EXTRACTED DATA -
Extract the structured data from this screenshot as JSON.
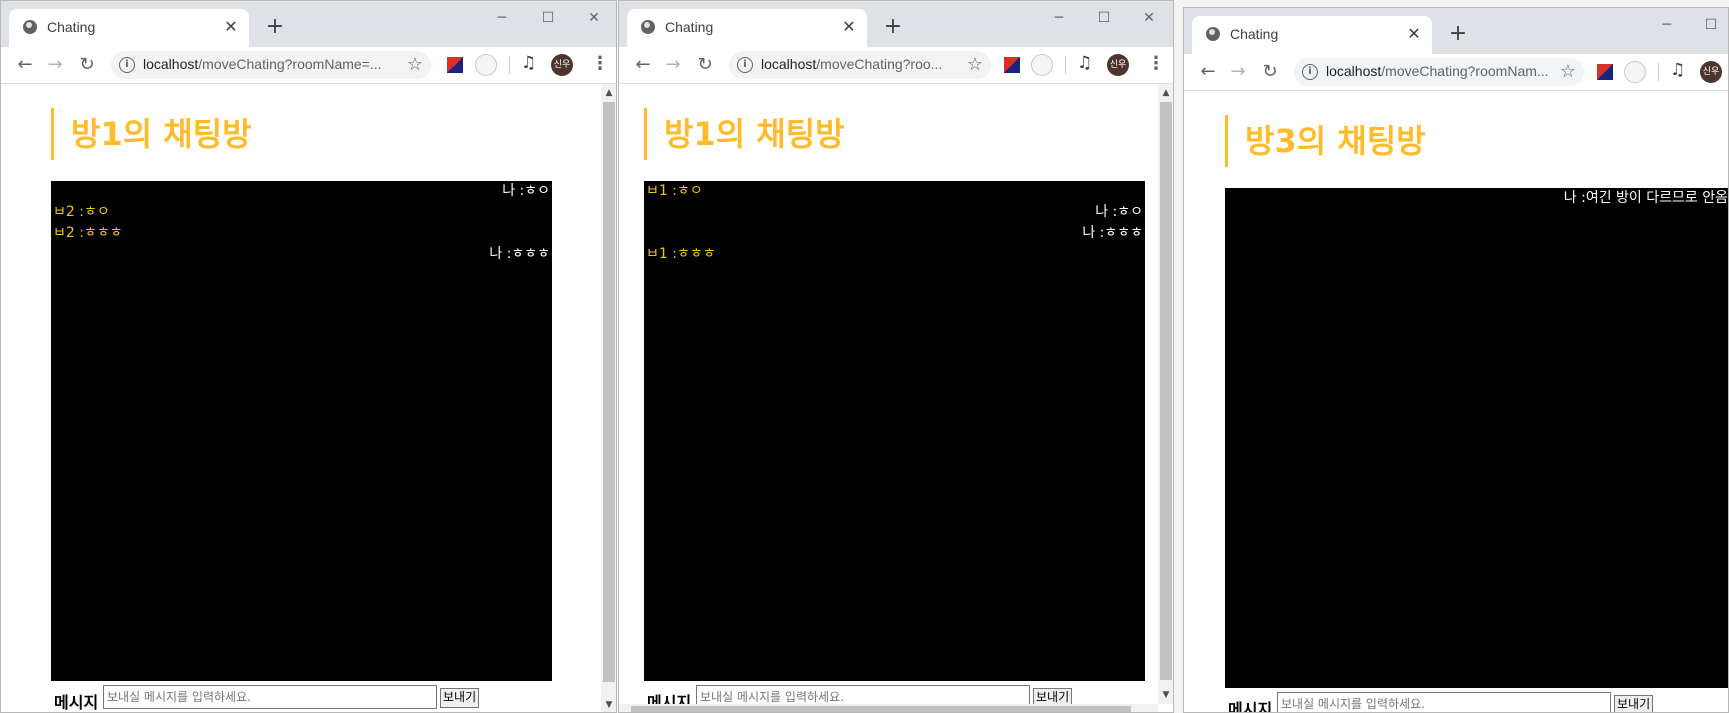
{
  "windows": [
    {
      "tab_title": "Chating",
      "url_host": "localhost",
      "url_path": "/moveChating?roomName=...",
      "avatar": "신우",
      "heading": "방1의 채팅방",
      "messages": [
        {
          "text": "나 :ㅎㅇ",
          "mine": true
        },
        {
          "text": "ㅂ2 :ㅎㅇ",
          "mine": false
        },
        {
          "text": "ㅂ2 :ㅎㅎㅎ",
          "mine": false
        },
        {
          "text": "나 :ㅎㅎㅎ",
          "mine": true
        }
      ],
      "message_label": "메시지",
      "input_placeholder": "보내실 메시지를 입력하세요.",
      "send_label": "보내기"
    },
    {
      "tab_title": "Chating",
      "url_host": "localhost",
      "url_path": "/moveChating?roo...",
      "avatar": "신우",
      "heading": "방1의 채팅방",
      "messages": [
        {
          "text": "ㅂ1 :ㅎㅇ",
          "mine": false
        },
        {
          "text": "나 :ㅎㅇ",
          "mine": true
        },
        {
          "text": "나 :ㅎㅎㅎ",
          "mine": true
        },
        {
          "text": "ㅂ1 :ㅎㅎㅎ",
          "mine": false
        }
      ],
      "message_label": "메시지",
      "input_placeholder": "보내실 메시지를 입력하세요.",
      "send_label": "보내기"
    },
    {
      "tab_title": "Chating",
      "url_host": "localhost",
      "url_path": "/moveChating?roomNam...",
      "avatar": "신우",
      "heading": "방3의 채팅방",
      "messages": [
        {
          "text": "나 :여긴 방이 다르므로 안옴",
          "mine": true
        }
      ],
      "message_label": "메시지",
      "input_placeholder": "보내실 메시지를 입력하세요.",
      "send_label": "보내기"
    }
  ],
  "icons": {
    "back": "arrow-left-icon",
    "forward": "arrow-right-icon",
    "reload": "reload-icon",
    "info": "info-icon",
    "bookmark": "star-icon",
    "menu": "kebab-menu-icon",
    "media": "media-control-icon",
    "favicon": "globe-icon"
  },
  "colors": {
    "heading_accent": "#ffbb2a",
    "other_message": "#f1c40f",
    "my_message": "#ffffff",
    "chat_background": "#000000"
  }
}
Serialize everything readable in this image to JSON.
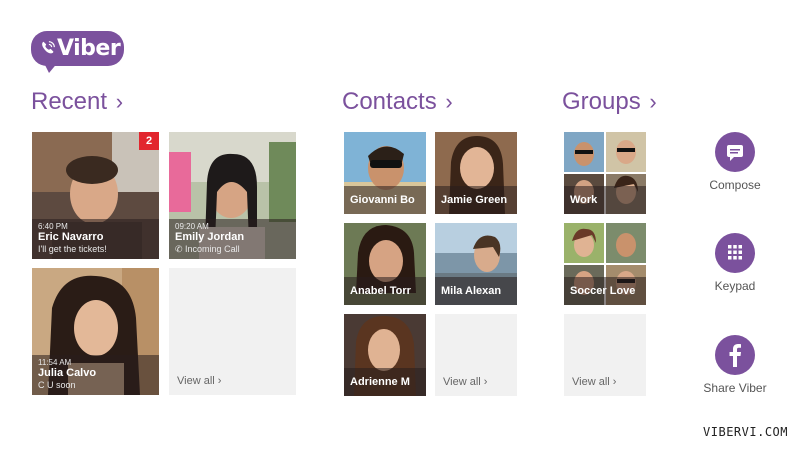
{
  "app": {
    "brand": "Viber",
    "accent": "#7b519d"
  },
  "recent": {
    "title": "Recent",
    "chevron": "›",
    "items": [
      {
        "time": "6:40 PM",
        "name": "Eric Navarro",
        "message": "I'll get the tickets!",
        "badge": "2"
      },
      {
        "time": "09:20 AM",
        "name": "Emily Jordan",
        "message": "Incoming Call"
      },
      {
        "time": "11:54 AM",
        "name": "Julia Calvo",
        "message": "C U soon"
      }
    ],
    "view_all": "View all ›"
  },
  "contacts": {
    "title": "Contacts",
    "chevron": "›",
    "items": [
      {
        "name": "Giovanni Bo"
      },
      {
        "name": "Jamie Green"
      },
      {
        "name": "Anabel Torr"
      },
      {
        "name": "Mila Alexan"
      },
      {
        "name": "Adrienne M"
      }
    ],
    "view_all": "View all ›"
  },
  "groups": {
    "title": "Groups",
    "chevron": "›",
    "items": [
      {
        "name": "Work"
      },
      {
        "name": "Soccer Love"
      }
    ],
    "view_all": "View all ›"
  },
  "actions": {
    "compose": {
      "label": "Compose",
      "icon": "compose-icon"
    },
    "keypad": {
      "label": "Keypad",
      "icon": "keypad-icon"
    },
    "share": {
      "label": "Share Viber",
      "icon": "facebook-icon"
    }
  },
  "watermark": "VIBERVI.COM"
}
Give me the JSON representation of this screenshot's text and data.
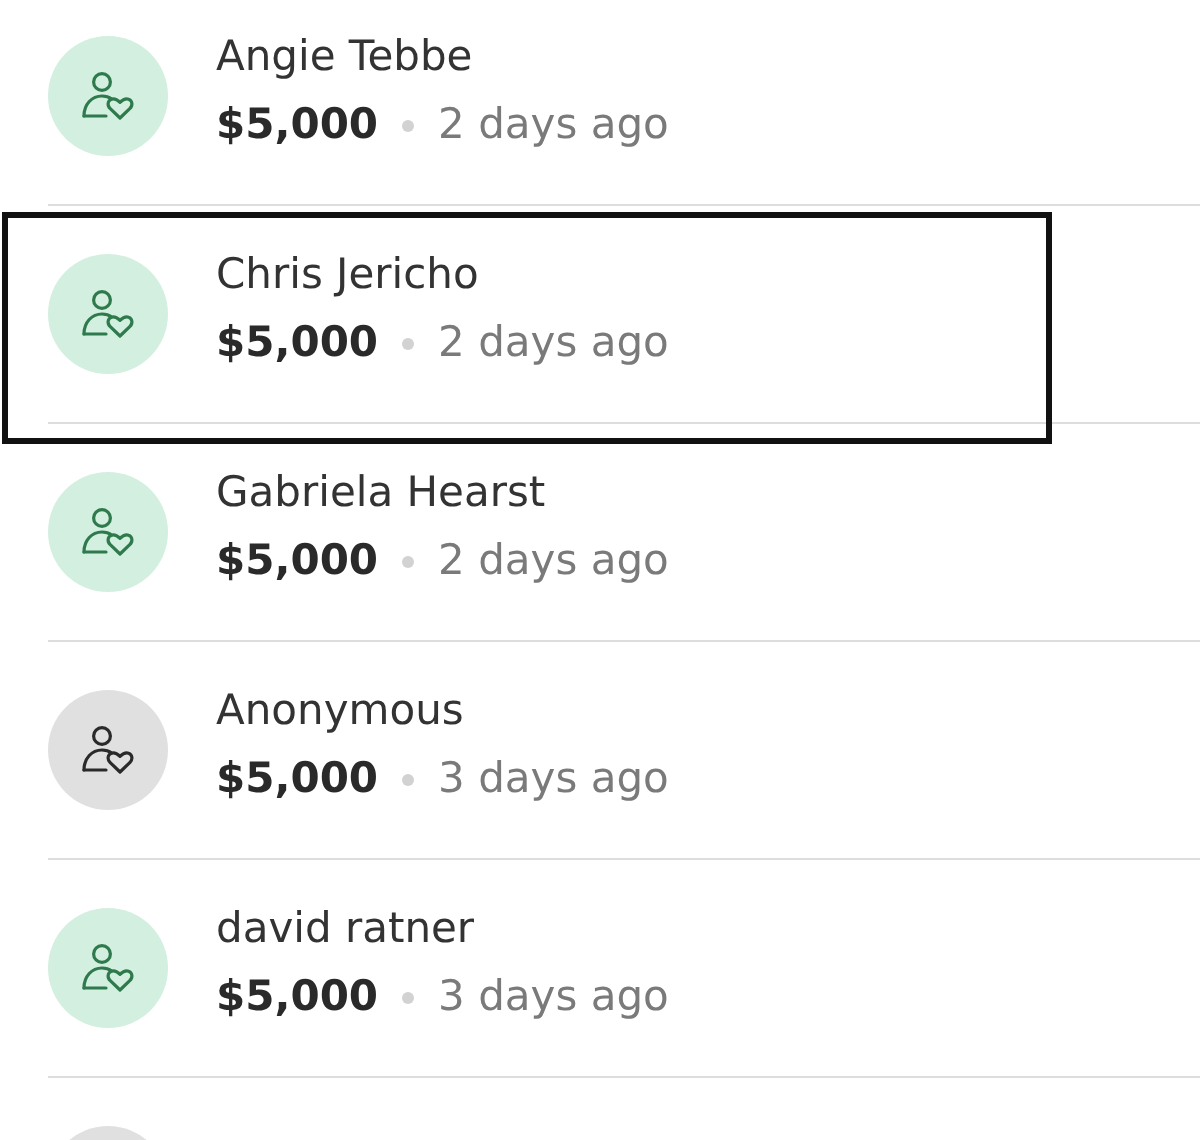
{
  "donations": [
    {
      "name": "Angie Tebbe",
      "amount": "$5,000",
      "time": "2 days ago",
      "anonymous": false,
      "highlighted": false
    },
    {
      "name": "Chris Jericho",
      "amount": "$5,000",
      "time": "2 days ago",
      "anonymous": false,
      "highlighted": true
    },
    {
      "name": "Gabriela Hearst",
      "amount": "$5,000",
      "time": "2 days ago",
      "anonymous": false,
      "highlighted": false
    },
    {
      "name": "Anonymous",
      "amount": "$5,000",
      "time": "3 days ago",
      "anonymous": true,
      "highlighted": false
    },
    {
      "name": "david ratner",
      "amount": "$5,000",
      "time": "3 days ago",
      "anonymous": false,
      "highlighted": false
    },
    {
      "anonymous": true,
      "highlighted": false
    }
  ]
}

PROBLEM STATEMENT -
Output the material word for word, omitting its pictures.

ANSWER BELOW -
Extract the structured data from this screenshot as JSON.
{
  "windows": [
    {
      "tab_title": "Chating",
      "url_host": "localhost",
      "url_path": "/moveChating?roomName=...",
      "avatar": "신우",
      "heading": "방1의 채팅방",
      "messages": [
        {
          "text": "나 :ㅎㅇ",
          "mine": true
        },
        {
          "text": "ㅂ2 :ㅎㅇ",
          "mine": false
        },
        {
          "text": "ㅂ2 :ㅎㅎㅎ",
          "mine": false
        },
        {
          "text": "나 :ㅎㅎㅎ",
          "mine": true
        }
      ],
      "message_label": "메시지",
      "input_placeholder": "보내실 메시지를 입력하세요.",
      "send_label": "보내기"
    },
    {
      "tab_title": "Chating",
      "url_host": "localhost",
      "url_path": "/moveChating?roo...",
      "avatar": "신우",
      "heading": "방1의 채팅방",
      "messages": [
        {
          "text": "ㅂ1 :ㅎㅇ",
          "mine": false
        },
        {
          "text": "나 :ㅎㅇ",
          "mine": true
        },
        {
          "text": "나 :ㅎㅎㅎ",
          "mine": true
        },
        {
          "text": "ㅂ1 :ㅎㅎㅎ",
          "mine": false
        }
      ],
      "message_label": "메시지",
      "input_placeholder": "보내실 메시지를 입력하세요.",
      "send_label": "보내기"
    },
    {
      "tab_title": "Chating",
      "url_host": "localhost",
      "url_path": "/moveChating?roomNam...",
      "avatar": "신우",
      "heading": "방3의 채팅방",
      "messages": [
        {
          "text": "나 :여긴 방이 다르므로 안옴",
          "mine": true
        }
      ],
      "message_label": "메시지",
      "input_placeholder": "보내실 메시지를 입력하세요.",
      "send_label": "보내기"
    }
  ],
  "icons": {
    "back": "arrow-left-icon",
    "forward": "arrow-right-icon",
    "reload": "reload-icon",
    "info": "info-icon",
    "bookmark": "star-icon",
    "menu": "kebab-menu-icon",
    "media": "media-control-icon",
    "favicon": "globe-icon"
  },
  "colors": {
    "heading_accent": "#ffbb2a",
    "other_message": "#f1c40f",
    "my_message": "#ffffff",
    "chat_background": "#000000"
  }
}
Serialize everything readable in this image to JSON.
{
  "app": {
    "brand": "Viber",
    "accent": "#7b519d"
  },
  "recent": {
    "title": "Recent",
    "chevron": "›",
    "items": [
      {
        "time": "6:40 PM",
        "name": "Eric Navarro",
        "message": "I'll get the tickets!",
        "badge": "2"
      },
      {
        "time": "09:20 AM",
        "name": "Emily Jordan",
        "message": "Incoming Call"
      },
      {
        "time": "11:54 AM",
        "name": "Julia Calvo",
        "message": "C U soon"
      }
    ],
    "view_all": "View all ›"
  },
  "contacts": {
    "title": "Contacts",
    "chevron": "›",
    "items": [
      {
        "name": "Giovanni Bo"
      },
      {
        "name": "Jamie Green"
      },
      {
        "name": "Anabel Torr"
      },
      {
        "name": "Mila Alexan"
      },
      {
        "name": "Adrienne M"
      }
    ],
    "view_all": "View all ›"
  },
  "groups": {
    "title": "Groups",
    "chevron": "›",
    "items": [
      {
        "name": "Work"
      },
      {
        "name": "Soccer Love"
      }
    ],
    "view_all": "View all ›"
  },
  "actions": {
    "compose": {
      "label": "Compose",
      "icon": "compose-icon"
    },
    "keypad": {
      "label": "Keypad",
      "icon": "keypad-icon"
    },
    "share": {
      "label": "Share Viber",
      "icon": "facebook-icon"
    }
  },
  "watermark": "VIBERVI.COM"
}
Give me the JSON representation of this screenshot's text and data.
{
  "donations": [
    {
      "name": "Angie Tebbe",
      "amount": "$5,000",
      "time": "2 days ago",
      "anonymous": false,
      "highlighted": false
    },
    {
      "name": "Chris Jericho",
      "amount": "$5,000",
      "time": "2 days ago",
      "anonymous": false,
      "highlighted": true
    },
    {
      "name": "Gabriela Hearst",
      "amount": "$5,000",
      "time": "2 days ago",
      "anonymous": false,
      "highlighted": false
    },
    {
      "name": "Anonymous",
      "amount": "$5,000",
      "time": "3 days ago",
      "anonymous": true,
      "highlighted": false
    },
    {
      "name": "david ratner",
      "amount": "$5,000",
      "time": "3 days ago",
      "anonymous": false,
      "highlighted": false
    },
    {
      "anonymous": true,
      "highlighted": false
    }
  ]
}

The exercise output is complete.